* [What to do] Keeping each line exactly as it is, output all of the records.

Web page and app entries
--- START ---

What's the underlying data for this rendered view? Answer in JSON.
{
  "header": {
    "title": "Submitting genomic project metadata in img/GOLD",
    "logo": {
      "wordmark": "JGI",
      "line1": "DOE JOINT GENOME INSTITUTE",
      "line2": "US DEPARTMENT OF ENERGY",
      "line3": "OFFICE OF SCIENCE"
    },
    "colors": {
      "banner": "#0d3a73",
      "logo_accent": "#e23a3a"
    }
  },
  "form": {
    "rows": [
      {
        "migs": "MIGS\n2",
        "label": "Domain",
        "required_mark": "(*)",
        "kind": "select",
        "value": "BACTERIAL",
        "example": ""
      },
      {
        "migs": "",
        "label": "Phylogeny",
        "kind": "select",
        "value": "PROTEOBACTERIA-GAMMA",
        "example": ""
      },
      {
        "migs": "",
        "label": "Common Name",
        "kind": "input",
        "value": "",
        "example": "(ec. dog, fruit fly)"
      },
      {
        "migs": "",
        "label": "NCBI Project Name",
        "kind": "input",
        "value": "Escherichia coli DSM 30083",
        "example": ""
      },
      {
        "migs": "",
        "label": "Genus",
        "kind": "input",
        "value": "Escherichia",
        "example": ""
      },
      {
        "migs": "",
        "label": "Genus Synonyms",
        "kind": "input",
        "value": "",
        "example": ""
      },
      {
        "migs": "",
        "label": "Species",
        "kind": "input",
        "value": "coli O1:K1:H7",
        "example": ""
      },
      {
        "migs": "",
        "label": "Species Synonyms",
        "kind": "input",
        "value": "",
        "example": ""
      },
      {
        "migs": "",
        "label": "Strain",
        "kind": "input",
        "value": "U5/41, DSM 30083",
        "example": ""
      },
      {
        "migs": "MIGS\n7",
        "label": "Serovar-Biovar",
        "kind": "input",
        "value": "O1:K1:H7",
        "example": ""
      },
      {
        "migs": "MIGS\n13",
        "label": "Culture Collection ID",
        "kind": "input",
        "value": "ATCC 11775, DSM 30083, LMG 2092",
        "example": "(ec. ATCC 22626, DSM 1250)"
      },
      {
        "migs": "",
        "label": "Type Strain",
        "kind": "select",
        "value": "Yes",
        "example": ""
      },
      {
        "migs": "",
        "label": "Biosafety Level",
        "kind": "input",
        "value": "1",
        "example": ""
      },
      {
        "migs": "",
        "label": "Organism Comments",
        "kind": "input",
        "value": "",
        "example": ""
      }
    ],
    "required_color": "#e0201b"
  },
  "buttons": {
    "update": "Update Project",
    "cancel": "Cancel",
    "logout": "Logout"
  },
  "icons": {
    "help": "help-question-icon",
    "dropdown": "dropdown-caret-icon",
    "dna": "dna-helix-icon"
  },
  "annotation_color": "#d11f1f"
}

--- END ---

* [Expected output]
What's the underlying data for this rendered view? Answer in JSON.
{
  "header": {
    "title": "Submitting genomic project metadata in img/GOLD",
    "logo": {
      "wordmark": "JGI",
      "line1": "DOE JOINT GENOME INSTITUTE",
      "line2": "US DEPARTMENT OF ENERGY",
      "line3": "OFFICE OF SCIENCE"
    },
    "colors": {
      "banner": "#0d3a73",
      "logo_accent": "#e23a3a"
    }
  },
  "form": {
    "rows": [
      {
        "migs": "MIGS\n2",
        "label": "Domain",
        "required_mark": "(*)",
        "kind": "select",
        "value": "BACTERIAL",
        "example": ""
      },
      {
        "migs": "",
        "label": "Phylogeny",
        "kind": "select",
        "value": "PROTEOBACTERIA-GAMMA",
        "example": ""
      },
      {
        "migs": "",
        "label": "Common Name",
        "kind": "input",
        "value": "",
        "example": "(ec. dog, fruit fly)"
      },
      {
        "migs": "",
        "label": "NCBI Project Name",
        "kind": "input",
        "value": "Escherichia coli DSM 30083",
        "example": ""
      },
      {
        "migs": "",
        "label": "Genus",
        "kind": "input",
        "value": "Escherichia",
        "example": ""
      },
      {
        "migs": "",
        "label": "Genus Synonyms",
        "kind": "input",
        "value": "",
        "example": ""
      },
      {
        "migs": "",
        "label": "Species",
        "kind": "input",
        "value": "coli O1:K1:H7",
        "example": ""
      },
      {
        "migs": "",
        "label": "Species Synonyms",
        "kind": "input",
        "value": "",
        "example": ""
      },
      {
        "migs": "",
        "label": "Strain",
        "kind": "input",
        "value": "U5/41, DSM 30083",
        "example": ""
      },
      {
        "migs": "MIGS\n7",
        "label": "Serovar-Biovar",
        "kind": "input",
        "value": "O1:K1:H7",
        "example": ""
      },
      {
        "migs": "MIGS\n13",
        "label": "Culture Collection ID",
        "kind": "input",
        "value": "ATCC 11775, DSM 30083, LMG 2092",
        "example": "(ec. ATCC 22626, DSM 1250)"
      },
      {
        "migs": "",
        "label": "Type Strain",
        "kind": "select",
        "value": "Yes",
        "example": ""
      },
      {
        "migs": "",
        "label": "Biosafety Level",
        "kind": "input",
        "value": "1",
        "example": ""
      },
      {
        "migs": "",
        "label": "Organism Comments",
        "kind": "input",
        "value": "",
        "example": ""
      }
    ],
    "required_color": "#e0201b"
  },
  "buttons": {
    "update": "Update Project",
    "cancel": "Cancel",
    "logout": "Logout"
  },
  "icons": {
    "help": "help-question-icon",
    "dropdown": "dropdown-caret-icon",
    "dna": "dna-helix-icon"
  },
  "annotation_color": "#d11f1f"
}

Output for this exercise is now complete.